Aim.
Convert the lines below into a JSON list of strings, one string per line, leaving out blank lines.

Raw data.
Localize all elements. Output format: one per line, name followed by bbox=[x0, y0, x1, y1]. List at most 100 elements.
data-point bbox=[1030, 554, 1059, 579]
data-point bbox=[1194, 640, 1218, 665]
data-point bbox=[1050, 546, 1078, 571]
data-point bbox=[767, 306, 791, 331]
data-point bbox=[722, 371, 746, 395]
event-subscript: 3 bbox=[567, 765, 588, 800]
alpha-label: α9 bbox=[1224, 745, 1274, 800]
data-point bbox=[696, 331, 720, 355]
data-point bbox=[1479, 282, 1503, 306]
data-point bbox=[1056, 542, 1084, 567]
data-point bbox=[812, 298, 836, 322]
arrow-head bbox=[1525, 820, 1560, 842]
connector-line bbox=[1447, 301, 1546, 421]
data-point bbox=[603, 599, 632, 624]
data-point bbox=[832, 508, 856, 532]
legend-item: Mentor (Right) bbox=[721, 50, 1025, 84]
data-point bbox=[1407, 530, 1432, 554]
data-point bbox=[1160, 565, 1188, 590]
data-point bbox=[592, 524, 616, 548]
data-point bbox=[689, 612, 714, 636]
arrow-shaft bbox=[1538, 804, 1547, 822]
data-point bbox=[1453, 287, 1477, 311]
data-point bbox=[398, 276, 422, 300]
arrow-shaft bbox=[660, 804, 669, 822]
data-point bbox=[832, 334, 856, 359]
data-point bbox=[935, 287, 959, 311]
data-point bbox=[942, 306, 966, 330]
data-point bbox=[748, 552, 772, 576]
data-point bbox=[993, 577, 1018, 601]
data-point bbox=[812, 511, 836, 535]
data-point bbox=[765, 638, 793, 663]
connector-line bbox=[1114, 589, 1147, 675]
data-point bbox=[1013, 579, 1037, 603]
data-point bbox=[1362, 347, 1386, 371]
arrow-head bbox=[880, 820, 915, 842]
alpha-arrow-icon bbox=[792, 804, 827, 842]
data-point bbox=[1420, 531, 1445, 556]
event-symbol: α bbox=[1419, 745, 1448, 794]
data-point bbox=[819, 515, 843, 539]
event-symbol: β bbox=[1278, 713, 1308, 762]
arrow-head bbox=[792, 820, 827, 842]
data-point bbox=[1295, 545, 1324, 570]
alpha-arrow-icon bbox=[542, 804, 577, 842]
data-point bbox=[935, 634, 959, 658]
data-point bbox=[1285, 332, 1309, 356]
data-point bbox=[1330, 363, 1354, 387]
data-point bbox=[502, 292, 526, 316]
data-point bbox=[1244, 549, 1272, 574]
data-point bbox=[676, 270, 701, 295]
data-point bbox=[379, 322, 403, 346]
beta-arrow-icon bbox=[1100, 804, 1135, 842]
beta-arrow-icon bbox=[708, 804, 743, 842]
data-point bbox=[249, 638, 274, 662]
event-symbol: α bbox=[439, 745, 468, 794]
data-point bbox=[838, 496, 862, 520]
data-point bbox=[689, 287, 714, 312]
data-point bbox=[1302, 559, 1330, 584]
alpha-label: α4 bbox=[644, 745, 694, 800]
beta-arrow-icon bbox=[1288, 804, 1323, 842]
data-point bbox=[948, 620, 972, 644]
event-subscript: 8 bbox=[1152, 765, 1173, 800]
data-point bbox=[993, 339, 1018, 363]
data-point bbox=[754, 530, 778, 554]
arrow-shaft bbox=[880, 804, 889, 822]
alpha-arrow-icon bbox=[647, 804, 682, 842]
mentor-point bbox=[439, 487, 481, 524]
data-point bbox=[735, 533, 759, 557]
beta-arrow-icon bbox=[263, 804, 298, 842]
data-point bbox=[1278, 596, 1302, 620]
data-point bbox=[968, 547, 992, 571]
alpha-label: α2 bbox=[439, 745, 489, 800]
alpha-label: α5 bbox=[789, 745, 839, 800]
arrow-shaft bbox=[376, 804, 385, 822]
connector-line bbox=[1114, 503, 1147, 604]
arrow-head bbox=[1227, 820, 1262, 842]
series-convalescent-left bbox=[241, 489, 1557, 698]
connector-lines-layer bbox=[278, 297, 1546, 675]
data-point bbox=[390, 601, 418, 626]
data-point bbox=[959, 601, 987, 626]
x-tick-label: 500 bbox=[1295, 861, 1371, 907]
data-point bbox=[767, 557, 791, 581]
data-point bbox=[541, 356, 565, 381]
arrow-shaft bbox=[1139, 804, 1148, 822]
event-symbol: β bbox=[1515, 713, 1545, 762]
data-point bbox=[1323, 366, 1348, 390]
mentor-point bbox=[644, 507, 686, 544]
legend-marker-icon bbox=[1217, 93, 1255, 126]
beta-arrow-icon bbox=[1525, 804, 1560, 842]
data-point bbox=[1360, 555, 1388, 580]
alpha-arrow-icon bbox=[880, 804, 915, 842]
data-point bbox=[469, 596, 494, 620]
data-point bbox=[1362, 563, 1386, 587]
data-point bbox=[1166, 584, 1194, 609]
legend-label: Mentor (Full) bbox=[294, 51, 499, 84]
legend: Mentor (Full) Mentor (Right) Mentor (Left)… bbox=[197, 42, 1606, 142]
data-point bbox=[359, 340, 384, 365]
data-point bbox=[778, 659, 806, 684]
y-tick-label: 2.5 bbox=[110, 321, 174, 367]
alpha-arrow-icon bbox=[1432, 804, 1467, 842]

Written answer.
[
  "Localize all elements. Output format: one per line, name followed by bbox=[x0, y0, x1, y1]. List at most 100 elements.",
  "data-point bbox=[1030, 554, 1059, 579]",
  "data-point bbox=[1194, 640, 1218, 665]",
  "data-point bbox=[1050, 546, 1078, 571]",
  "data-point bbox=[767, 306, 791, 331]",
  "data-point bbox=[722, 371, 746, 395]",
  "event-subscript: 3 bbox=[567, 765, 588, 800]",
  "alpha-label: α9 bbox=[1224, 745, 1274, 800]",
  "data-point bbox=[696, 331, 720, 355]",
  "data-point bbox=[1479, 282, 1503, 306]",
  "data-point bbox=[1056, 542, 1084, 567]",
  "data-point bbox=[812, 298, 836, 322]",
  "arrow-head bbox=[1525, 820, 1560, 842]",
  "connector-line bbox=[1447, 301, 1546, 421]",
  "data-point bbox=[603, 599, 632, 624]",
  "data-point bbox=[832, 508, 856, 532]",
  "legend-item: Mentor (Right) bbox=[721, 50, 1025, 84]",
  "data-point bbox=[1407, 530, 1432, 554]",
  "data-point bbox=[1160, 565, 1188, 590]",
  "data-point bbox=[592, 524, 616, 548]",
  "data-point bbox=[689, 612, 714, 636]",
  "arrow-shaft bbox=[1538, 804, 1547, 822]",
  "data-point bbox=[1453, 287, 1477, 311]",
  "data-point bbox=[398, 276, 422, 300]",
  "arrow-shaft bbox=[660, 804, 669, 822]",
  "data-point bbox=[832, 334, 856, 359]",
  "data-point bbox=[935, 287, 959, 311]",
  "data-point bbox=[942, 306, 966, 330]",
  "data-point bbox=[748, 552, 772, 576]",
  "data-point bbox=[993, 577, 1018, 601]",
  "data-point bbox=[812, 511, 836, 535]",
  "data-point bbox=[765, 638, 793, 663]",
  "connector-line bbox=[1114, 589, 1147, 675]",
  "data-point bbox=[1013, 579, 1037, 603]",
  "data-point bbox=[1362, 347, 1386, 371]",
  "arrow-head bbox=[880, 820, 915, 842]",
  "alpha-arrow-icon bbox=[792, 804, 827, 842]",
  "data-point bbox=[1420, 531, 1445, 556]",
  "event-symbol: α bbox=[1419, 745, 1448, 794]",
  "data-point bbox=[819, 515, 843, 539]",
  "event-symbol: β bbox=[1278, 713, 1308, 762]",
  "arrow-head bbox=[792, 820, 827, 842]",
  "data-point bbox=[1295, 545, 1324, 570]",
  "alpha-arrow-icon bbox=[542, 804, 577, 842]",
  "data-point bbox=[935, 634, 959, 658]",
  "data-point bbox=[1285, 332, 1309, 356]",
  "data-point bbox=[1330, 363, 1354, 387]",
  "data-point bbox=[502, 292, 526, 316]",
  "data-point bbox=[1244, 549, 1272, 574]",
  "data-point bbox=[676, 270, 701, 295]",
  "data-point bbox=[379, 322, 403, 346]",
  "beta-arrow-icon bbox=[1100, 804, 1135, 842]",
  "beta-arrow-icon bbox=[708, 804, 743, 842]",
  "data-point bbox=[249, 638, 274, 662]",
  "event-symbol: α bbox=[439, 745, 468, 794]",
  "data-point bbox=[838, 496, 862, 520]",
  "data-point bbox=[689, 287, 714, 312]",
  "data-point bbox=[1302, 559, 1330, 584]",
  "alpha-label: α4 bbox=[644, 745, 694, 800]",
  "beta-arrow-icon bbox=[1288, 804, 1323, 842]",
  "data-point bbox=[948, 620, 972, 644]",
  "event-subscript: 8 bbox=[1152, 765, 1173, 800]",
  "data-point bbox=[993, 339, 1018, 363]",
  "data-point bbox=[754, 530, 778, 554]",
  "arrow-shaft bbox=[880, 804, 889, 822]",
  "alpha-arrow-icon bbox=[647, 804, 682, 842]",
  "mentor-point bbox=[439, 487, 481, 524]",
  "data-point bbox=[735, 533, 759, 557]",
  "beta-arrow-icon bbox=[263, 804, 298, 842]",
  "data-point bbox=[1278, 596, 1302, 620]",
  "data-point bbox=[968, 547, 992, 571]",
  "alpha-label: α2 bbox=[439, 745, 489, 800]",
  "alpha-label: α5 bbox=[789, 745, 839, 800]",
  "arrow-shaft bbox=[376, 804, 385, 822]",
  "connector-line bbox=[1114, 503, 1147, 604]",
  "arrow-head bbox=[1227, 820, 1262, 842]",
  "series-convalescent-left bbox=[241, 489, 1557, 698]",
  "connector-lines-layer bbox=[278, 297, 1546, 675]",
  "data-point bbox=[390, 601, 418, 626]",
  "data-point bbox=[959, 601, 987, 626]",
  "x-tick-label: 500 bbox=[1295, 861, 1371, 907]",
  "data-point bbox=[767, 557, 791, 581]",
  "data-point bbox=[541, 356, 565, 381]",
  "arrow-shaft bbox=[1139, 804, 1148, 822]",
  "event-symbol: β bbox=[1515, 713, 1545, 762]",
  "data-point bbox=[1323, 366, 1348, 390]",
  "mentor-point bbox=[644, 507, 686, 544]",
  "legend-marker-icon bbox=[1217, 93, 1255, 126]",
  "beta-arrow-icon bbox=[1525, 804, 1560, 842]",
  "data-point bbox=[1360, 555, 1388, 580]",
  "alpha-arrow-icon bbox=[880, 804, 915, 842]",
  "data-point bbox=[469, 596, 494, 620]",
  "data-point bbox=[1362, 563, 1386, 587]",
  "data-point bbox=[1166, 584, 1194, 609]",
  "legend-label: Mentor (Full) bbox=[294, 51, 499, 84]",
  "legend: Mentor (Full) Mentor (Right) Mentor (Left)… bbox=[197, 42, 1606, 142]",
  "data-point bbox=[359, 340, 384, 365]",
  "data-point bbox=[778, 659, 806, 684]",
  "y-tick-label: 2.5 bbox=[110, 321, 174, 367]",
  "alpha-arrow-icon bbox=[1432, 804, 1467, 842]"
]